▶ _Extracted material_:
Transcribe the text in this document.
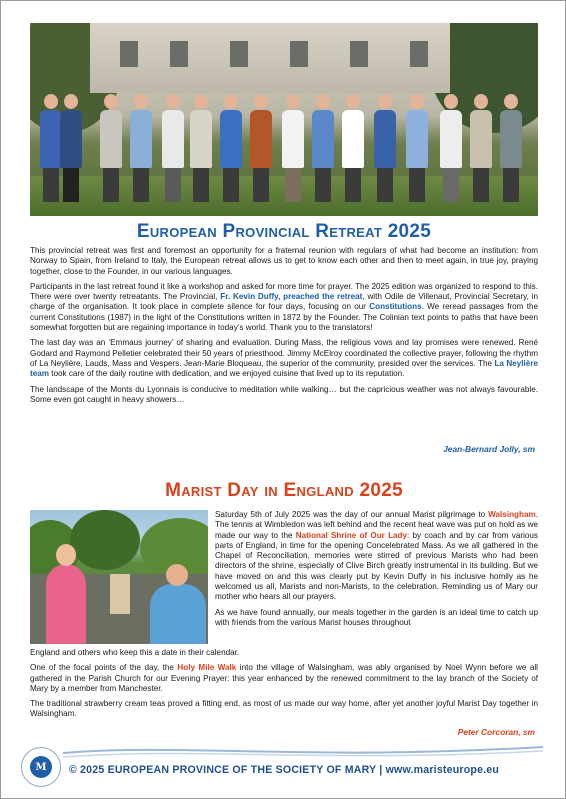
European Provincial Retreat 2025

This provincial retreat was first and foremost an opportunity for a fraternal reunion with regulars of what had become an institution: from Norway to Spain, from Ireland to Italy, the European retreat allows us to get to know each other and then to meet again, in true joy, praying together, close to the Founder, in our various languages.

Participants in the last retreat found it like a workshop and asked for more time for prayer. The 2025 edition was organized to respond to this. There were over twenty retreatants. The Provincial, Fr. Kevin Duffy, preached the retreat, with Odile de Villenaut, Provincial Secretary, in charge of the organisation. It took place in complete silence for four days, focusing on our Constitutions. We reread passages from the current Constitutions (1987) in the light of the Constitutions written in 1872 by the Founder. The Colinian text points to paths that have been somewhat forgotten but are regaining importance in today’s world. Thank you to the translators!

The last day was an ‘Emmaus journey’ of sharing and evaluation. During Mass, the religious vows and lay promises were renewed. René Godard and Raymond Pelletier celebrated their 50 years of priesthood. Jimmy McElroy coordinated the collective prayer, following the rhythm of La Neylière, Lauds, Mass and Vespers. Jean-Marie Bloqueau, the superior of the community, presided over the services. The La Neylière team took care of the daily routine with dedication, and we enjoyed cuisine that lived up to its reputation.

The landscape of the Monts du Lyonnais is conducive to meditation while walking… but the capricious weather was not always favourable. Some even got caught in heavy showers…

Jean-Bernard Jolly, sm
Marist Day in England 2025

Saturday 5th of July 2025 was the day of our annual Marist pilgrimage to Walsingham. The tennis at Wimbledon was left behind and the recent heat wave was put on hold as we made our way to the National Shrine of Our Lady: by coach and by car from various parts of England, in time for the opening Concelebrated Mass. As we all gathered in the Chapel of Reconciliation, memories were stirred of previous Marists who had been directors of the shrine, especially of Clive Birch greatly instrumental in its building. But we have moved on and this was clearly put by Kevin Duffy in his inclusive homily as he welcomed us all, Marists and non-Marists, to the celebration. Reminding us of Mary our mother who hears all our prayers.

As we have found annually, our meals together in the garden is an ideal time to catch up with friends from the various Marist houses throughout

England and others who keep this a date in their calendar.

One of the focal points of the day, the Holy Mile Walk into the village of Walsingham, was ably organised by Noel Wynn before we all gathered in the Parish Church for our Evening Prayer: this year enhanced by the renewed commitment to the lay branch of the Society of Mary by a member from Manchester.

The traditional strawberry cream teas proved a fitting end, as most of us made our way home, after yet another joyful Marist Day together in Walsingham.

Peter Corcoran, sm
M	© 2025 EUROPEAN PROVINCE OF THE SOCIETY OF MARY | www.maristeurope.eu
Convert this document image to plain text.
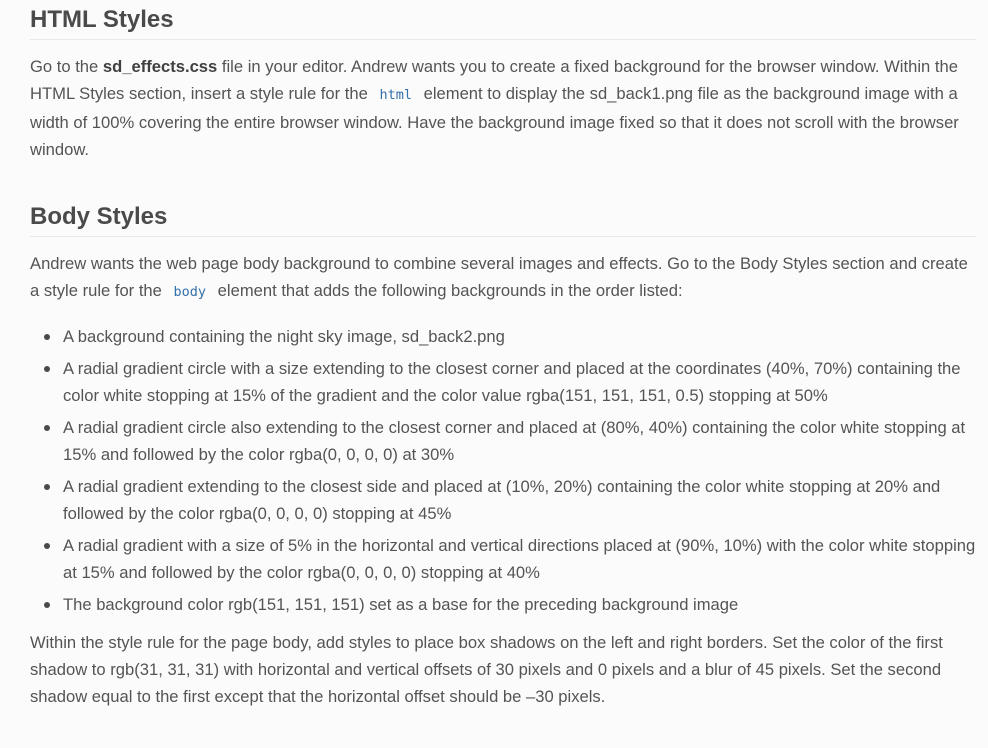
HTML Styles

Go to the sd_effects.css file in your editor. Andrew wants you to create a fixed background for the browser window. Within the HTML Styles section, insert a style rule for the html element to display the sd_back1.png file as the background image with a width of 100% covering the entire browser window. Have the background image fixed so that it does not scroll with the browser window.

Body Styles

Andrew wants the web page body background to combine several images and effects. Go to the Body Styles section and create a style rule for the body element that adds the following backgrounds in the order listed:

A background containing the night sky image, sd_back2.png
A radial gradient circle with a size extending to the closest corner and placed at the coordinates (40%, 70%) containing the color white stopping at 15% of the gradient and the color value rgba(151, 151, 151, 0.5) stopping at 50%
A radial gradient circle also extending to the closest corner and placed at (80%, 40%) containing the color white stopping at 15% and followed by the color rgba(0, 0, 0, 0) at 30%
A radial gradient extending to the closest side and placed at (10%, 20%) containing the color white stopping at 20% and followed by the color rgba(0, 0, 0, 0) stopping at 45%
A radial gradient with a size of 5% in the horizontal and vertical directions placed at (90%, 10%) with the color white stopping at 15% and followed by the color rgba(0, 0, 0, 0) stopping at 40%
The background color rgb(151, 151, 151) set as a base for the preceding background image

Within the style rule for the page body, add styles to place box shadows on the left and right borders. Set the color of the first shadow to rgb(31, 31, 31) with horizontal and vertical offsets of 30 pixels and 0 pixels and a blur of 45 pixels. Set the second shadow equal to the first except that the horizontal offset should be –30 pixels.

▶ _Task details_:
Please leave out the pictures while you copy exactly the lines from the one containing "Convert this document image to plain text." through the end of the records.

▶ _Result_:
Convert this document image to plain text.
HTML Styles

Go to the sd_effects.css file in your editor. Andrew wants you to create a fixed background for the browser window. Within the HTML Styles section, insert a style rule for the html element to display the sd_back1.png file as the background image with a width of 100% covering the entire browser window. Have the background image fixed so that it does not scroll with the browser window.

Body Styles

Andrew wants the web page body background to combine several images and effects. Go to the Body Styles section and create a style rule for the body element that adds the following backgrounds in the order listed:

A background containing the night sky image, sd_back2.png
A radial gradient circle with a size extending to the closest corner and placed at the coordinates (40%, 70%) containing the color white stopping at 15% of the gradient and the color value rgba(151, 151, 151, 0.5) stopping at 50%
A radial gradient circle also extending to the closest corner and placed at (80%, 40%) containing the color white stopping at 15% and followed by the color rgba(0, 0, 0, 0) at 30%
A radial gradient extending to the closest side and placed at (10%, 20%) containing the color white stopping at 20% and followed by the color rgba(0, 0, 0, 0) stopping at 45%
A radial gradient with a size of 5% in the horizontal and vertical directions placed at (90%, 10%) with the color white stopping at 15% and followed by the color rgba(0, 0, 0, 0) stopping at 40%
The background color rgb(151, 151, 151) set as a base for the preceding background image

Within the style rule for the page body, add styles to place box shadows on the left and right borders. Set the color of the first shadow to rgb(31, 31, 31) with horizontal and vertical offsets of 30 pixels and 0 pixels and a blur of 45 pixels. Set the second shadow equal to the first except that the horizontal offset should be –30 pixels.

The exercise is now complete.